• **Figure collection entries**
========

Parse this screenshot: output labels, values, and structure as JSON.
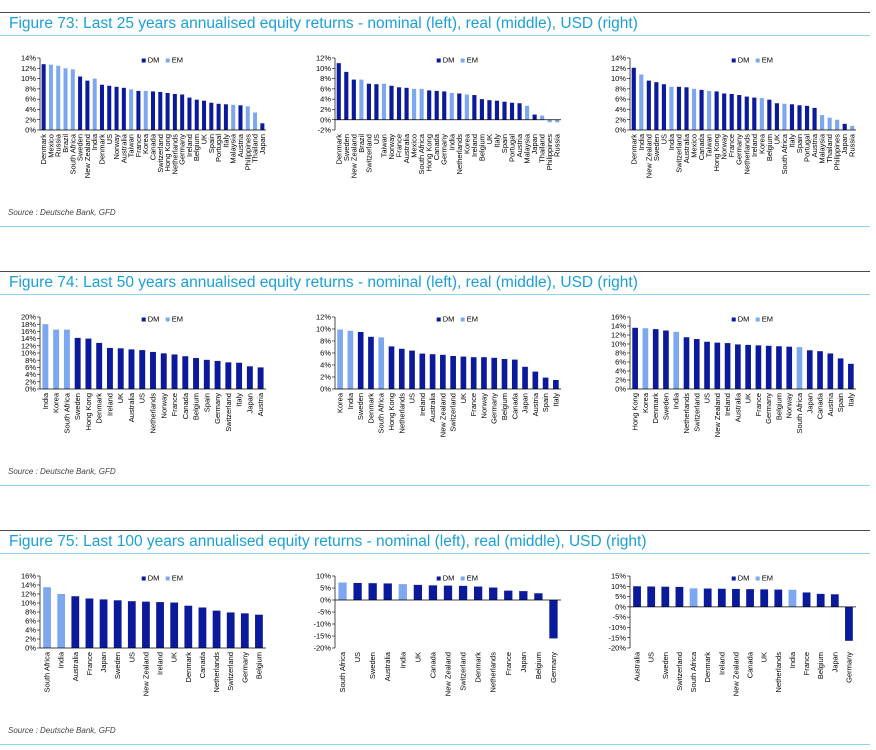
{
  "figures": [
    {
      "title": "Figure 73: Last 25 years annualised equity returns - nominal (left), real (middle), USD (right)",
      "source": "Source : Deutsche Bank, GFD"
    },
    {
      "title": "Figure 74: Last 50 years annualised equity returns - nominal (left), real (middle), USD (right)",
      "source": "Source : Deutsche Bank, GFD"
    },
    {
      "title": "Figure 75: Last 100 years annualised equity returns - nominal (left), real (middle), USD (right)",
      "source": "Source : Deutsche Bank, GFD"
    }
  ],
  "colors": {
    "DM": "#0a1a9a",
    "EM": "#7da7ee",
    "axis": "#000000",
    "title": "#1aa0d8"
  },
  "chart_data": [
    {
      "id": "f73-nominal",
      "type": "bar",
      "legend": [
        "DM",
        "EM"
      ],
      "ylim": [
        0,
        14
      ],
      "yticks": [
        0,
        2,
        4,
        6,
        8,
        10,
        12,
        14
      ],
      "ytick_suffix": "%",
      "categories": [
        "Denmark",
        "Mexico",
        "Russia",
        "Brazil",
        "South Africa",
        "Sweden",
        "New Zealand",
        "India",
        "Denmark",
        "US",
        "Norway",
        "Australia",
        "Taiwan",
        "France",
        "Korea",
        "Canada",
        "Switzerland",
        "Hong Kong",
        "Netherlands",
        "Germany",
        "Ireland",
        "Belgium",
        "UK",
        "Spain",
        "Portugal",
        "Italy",
        "Malaysia",
        "Austria",
        "Philippines",
        "Thailand",
        "Japan"
      ],
      "group": [
        "DM",
        "EM",
        "EM",
        "EM",
        "EM",
        "DM",
        "DM",
        "EM",
        "DM",
        "DM",
        "DM",
        "DM",
        "EM",
        "DM",
        "EM",
        "DM",
        "DM",
        "DM",
        "DM",
        "DM",
        "DM",
        "DM",
        "DM",
        "DM",
        "DM",
        "DM",
        "EM",
        "DM",
        "EM",
        "EM",
        "DM"
      ],
      "values": [
        12.8,
        12.7,
        12.5,
        12.0,
        11.8,
        10.4,
        9.6,
        10.0,
        8.8,
        8.6,
        8.4,
        8.2,
        7.9,
        7.6,
        7.6,
        7.5,
        7.4,
        7.2,
        7.0,
        6.9,
        6.3,
        5.9,
        5.7,
        5.3,
        5.1,
        5.0,
        4.9,
        4.8,
        4.6,
        3.4,
        1.3
      ]
    },
    {
      "id": "f73-real",
      "type": "bar",
      "legend": [
        "DM",
        "EM"
      ],
      "ylim": [
        -2,
        12
      ],
      "yticks": [
        -2,
        0,
        2,
        4,
        6,
        8,
        10,
        12
      ],
      "ytick_suffix": "%",
      "categories": [
        "Denmark",
        "Sweden",
        "New Zealand",
        "Brazil",
        "Switzerland",
        "US",
        "Taiwan",
        "Norway",
        "France",
        "Australia",
        "Mexico",
        "South Africa",
        "Hong Kong",
        "Canada",
        "Germany",
        "India",
        "Netherlands",
        "Korea",
        "Ireland",
        "Belgium",
        "UK",
        "Italy",
        "Spain",
        "Portugal",
        "Austria",
        "Malaysia",
        "Japan",
        "Thailand",
        "Philippines",
        "Russia"
      ],
      "group": [
        "DM",
        "DM",
        "DM",
        "EM",
        "DM",
        "DM",
        "EM",
        "DM",
        "DM",
        "DM",
        "EM",
        "EM",
        "DM",
        "DM",
        "DM",
        "EM",
        "DM",
        "EM",
        "DM",
        "DM",
        "DM",
        "DM",
        "DM",
        "DM",
        "DM",
        "EM",
        "DM",
        "EM",
        "EM",
        "EM"
      ],
      "values": [
        11.0,
        9.3,
        7.8,
        7.8,
        7.0,
        6.9,
        7.0,
        6.6,
        6.3,
        6.2,
        6.0,
        6.0,
        5.7,
        5.6,
        5.5,
        5.2,
        5.1,
        4.9,
        4.8,
        4.0,
        3.8,
        3.7,
        3.5,
        3.3,
        3.2,
        2.7,
        1.0,
        0.8,
        -0.5,
        -0.5
      ]
    },
    {
      "id": "f73-usd",
      "type": "bar",
      "legend": [
        "DM",
        "EM"
      ],
      "ylim": [
        0,
        14
      ],
      "yticks": [
        0,
        2,
        4,
        6,
        8,
        10,
        12,
        14
      ],
      "ytick_suffix": "%",
      "categories": [
        "Denmark",
        "India",
        "New Zealand",
        "Sweden",
        "US",
        "India",
        "Switzerland",
        "Australia",
        "Mexico",
        "Canada",
        "Taiwan",
        "Hong Kong",
        "Norway",
        "France",
        "Germany",
        "Netherlands",
        "Ireland",
        "Korea",
        "Belgium",
        "UK",
        "South Africa",
        "Italy",
        "Spain",
        "Portugal",
        "Austria",
        "Malaysia",
        "Thailand",
        "Philippines",
        "Japan",
        "Russia"
      ],
      "group": [
        "DM",
        "EM",
        "DM",
        "DM",
        "DM",
        "EM",
        "DM",
        "DM",
        "EM",
        "DM",
        "EM",
        "DM",
        "DM",
        "DM",
        "DM",
        "DM",
        "DM",
        "EM",
        "DM",
        "DM",
        "EM",
        "DM",
        "DM",
        "DM",
        "DM",
        "EM",
        "EM",
        "EM",
        "DM",
        "EM"
      ],
      "values": [
        12.1,
        10.8,
        9.6,
        9.3,
        8.9,
        8.4,
        8.4,
        8.3,
        8.0,
        7.8,
        7.6,
        7.5,
        7.1,
        7.0,
        6.8,
        6.5,
        6.3,
        6.2,
        5.9,
        5.2,
        5.1,
        5.0,
        4.8,
        4.7,
        4.3,
        2.9,
        2.4,
        2.0,
        1.2,
        0.8
      ]
    },
    {
      "id": "f74-nominal",
      "type": "bar",
      "legend": [
        "DM",
        "EM"
      ],
      "ylim": [
        0,
        20
      ],
      "yticks": [
        0,
        2,
        4,
        6,
        8,
        10,
        12,
        14,
        16,
        18,
        20
      ],
      "ytick_suffix": "%",
      "categories": [
        "India",
        "Korea",
        "South Africa",
        "Sweden",
        "Hong Kong",
        "Denmark",
        "Ireland",
        "UK",
        "Australia",
        "US",
        "Netherlands",
        "Norway",
        "France",
        "Canada",
        "Belgium",
        "Spain",
        "Germany",
        "Switzerland",
        "Italy",
        "Japan",
        "Austria"
      ],
      "group": [
        "EM",
        "EM",
        "EM",
        "DM",
        "DM",
        "DM",
        "DM",
        "DM",
        "DM",
        "DM",
        "DM",
        "DM",
        "DM",
        "DM",
        "DM",
        "DM",
        "DM",
        "DM",
        "DM",
        "DM",
        "DM"
      ],
      "values": [
        18.0,
        16.5,
        16.5,
        14.2,
        14.0,
        12.8,
        11.4,
        11.3,
        11.0,
        10.8,
        10.3,
        9.9,
        9.6,
        9.1,
        8.6,
        8.1,
        7.8,
        7.4,
        7.3,
        6.3,
        6.0
      ]
    },
    {
      "id": "f74-real",
      "type": "bar",
      "legend": [
        "DM",
        "EM"
      ],
      "ylim": [
        0,
        12
      ],
      "yticks": [
        0,
        2,
        4,
        6,
        8,
        10,
        12
      ],
      "ytick_suffix": "%",
      "categories": [
        "Korea",
        "India",
        "Sweden",
        "Denmark",
        "South Africa",
        "Hong Kong",
        "Netherlands",
        "US",
        "Ireland",
        "Australia",
        "New Zealand",
        "Switzerland",
        "UK",
        "France",
        "Norway",
        "Germany",
        "Belgium",
        "Canada",
        "Japan",
        "Austria",
        "Spain",
        "Italy"
      ],
      "group": [
        "EM",
        "EM",
        "DM",
        "DM",
        "EM",
        "DM",
        "DM",
        "DM",
        "DM",
        "DM",
        "DM",
        "DM",
        "DM",
        "DM",
        "DM",
        "DM",
        "DM",
        "DM",
        "DM",
        "DM",
        "DM",
        "DM"
      ],
      "values": [
        9.9,
        9.7,
        9.5,
        8.7,
        8.6,
        7.1,
        6.7,
        6.4,
        5.9,
        5.8,
        5.7,
        5.5,
        5.4,
        5.3,
        5.3,
        5.2,
        5.0,
        4.9,
        3.7,
        2.9,
        1.9,
        1.5
      ]
    },
    {
      "id": "f74-usd",
      "type": "bar",
      "legend": [
        "DM",
        "EM"
      ],
      "ylim": [
        0,
        16
      ],
      "yticks": [
        0,
        2,
        4,
        6,
        8,
        10,
        12,
        14,
        16
      ],
      "ytick_suffix": "%",
      "categories": [
        "Hong Kong",
        "Korea",
        "Denmark",
        "Sweden",
        "India",
        "Netherlands",
        "Switzerland",
        "US",
        "New Zealand",
        "Ireland",
        "Australia",
        "UK",
        "France",
        "Germany",
        "Belgium",
        "Norway",
        "South Africa",
        "Japan",
        "Canada",
        "Austria",
        "Spain",
        "Italy"
      ],
      "group": [
        "DM",
        "EM",
        "DM",
        "DM",
        "EM",
        "DM",
        "DM",
        "DM",
        "DM",
        "DM",
        "DM",
        "DM",
        "DM",
        "DM",
        "DM",
        "DM",
        "EM",
        "DM",
        "DM",
        "DM",
        "DM",
        "DM"
      ],
      "values": [
        13.6,
        13.5,
        13.3,
        13.0,
        12.7,
        11.5,
        11.1,
        10.5,
        10.3,
        10.2,
        9.9,
        9.8,
        9.7,
        9.6,
        9.5,
        9.4,
        9.3,
        8.6,
        8.4,
        7.9,
        6.8,
        5.6
      ]
    },
    {
      "id": "f75-nominal",
      "type": "bar",
      "legend": [
        "DM",
        "EM"
      ],
      "ylim": [
        0,
        16
      ],
      "yticks": [
        0,
        2,
        4,
        6,
        8,
        10,
        12,
        14,
        16
      ],
      "ytick_suffix": "%",
      "categories": [
        "South Africa",
        "India",
        "Australia",
        "France",
        "Japan",
        "Sweden",
        "US",
        "New Zealand",
        "Ireland",
        "UK",
        "Denmark",
        "Canada",
        "Netherlands",
        "Switzerland",
        "Germany",
        "Belgium"
      ],
      "group": [
        "EM",
        "EM",
        "DM",
        "DM",
        "DM",
        "DM",
        "DM",
        "DM",
        "DM",
        "DM",
        "DM",
        "DM",
        "DM",
        "DM",
        "DM",
        "DM"
      ],
      "values": [
        13.5,
        12.0,
        11.5,
        11.0,
        10.8,
        10.6,
        10.4,
        10.3,
        10.2,
        10.1,
        9.4,
        9.0,
        8.3,
        7.9,
        7.7,
        7.4
      ]
    },
    {
      "id": "f75-real",
      "type": "bar",
      "legend": [
        "DM",
        "EM"
      ],
      "ylim": [
        -20,
        10
      ],
      "yticks": [
        -20,
        -15,
        -10,
        -5,
        0,
        5,
        10
      ],
      "ytick_suffix": "%",
      "categories": [
        "South Africa",
        "US",
        "Sweden",
        "Australia",
        "India",
        "UK",
        "Canada",
        "New Zealand",
        "Switzerland",
        "Denmark",
        "Netherlands",
        "France",
        "Japan",
        "Belgium",
        "Germany"
      ],
      "group": [
        "EM",
        "DM",
        "DM",
        "DM",
        "EM",
        "DM",
        "DM",
        "DM",
        "DM",
        "DM",
        "DM",
        "DM",
        "DM",
        "DM",
        "DM"
      ],
      "values": [
        7.3,
        7.1,
        7.0,
        6.9,
        6.6,
        6.3,
        6.1,
        6.0,
        5.9,
        5.6,
        5.2,
        3.9,
        3.7,
        2.8,
        -16.0
      ]
    },
    {
      "id": "f75-usd",
      "type": "bar",
      "legend": [
        "DM",
        "EM"
      ],
      "ylim": [
        -20,
        15
      ],
      "yticks": [
        -20,
        -15,
        -10,
        -5,
        0,
        5,
        10,
        15
      ],
      "ytick_suffix": "%",
      "categories": [
        "Australia",
        "US",
        "Sweden",
        "Switzerland",
        "South Africa",
        "Denmark",
        "Ireland",
        "New Zealand",
        "Canada",
        "UK",
        "Netherlands",
        "India",
        "France",
        "Belgium",
        "Japan",
        "Germany"
      ],
      "group": [
        "DM",
        "DM",
        "DM",
        "DM",
        "EM",
        "DM",
        "DM",
        "DM",
        "DM",
        "DM",
        "DM",
        "EM",
        "DM",
        "DM",
        "DM",
        "DM"
      ],
      "values": [
        10.0,
        9.9,
        9.8,
        9.7,
        9.0,
        8.9,
        8.8,
        8.7,
        8.6,
        8.5,
        8.4,
        8.3,
        7.0,
        6.3,
        6.1,
        -16.5
      ]
    }
  ]
}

========

• **GIVEN TASK**
Going through the data above, count the lines where the string "right" appears, and answer with only that number.

• **SOLUTION**
3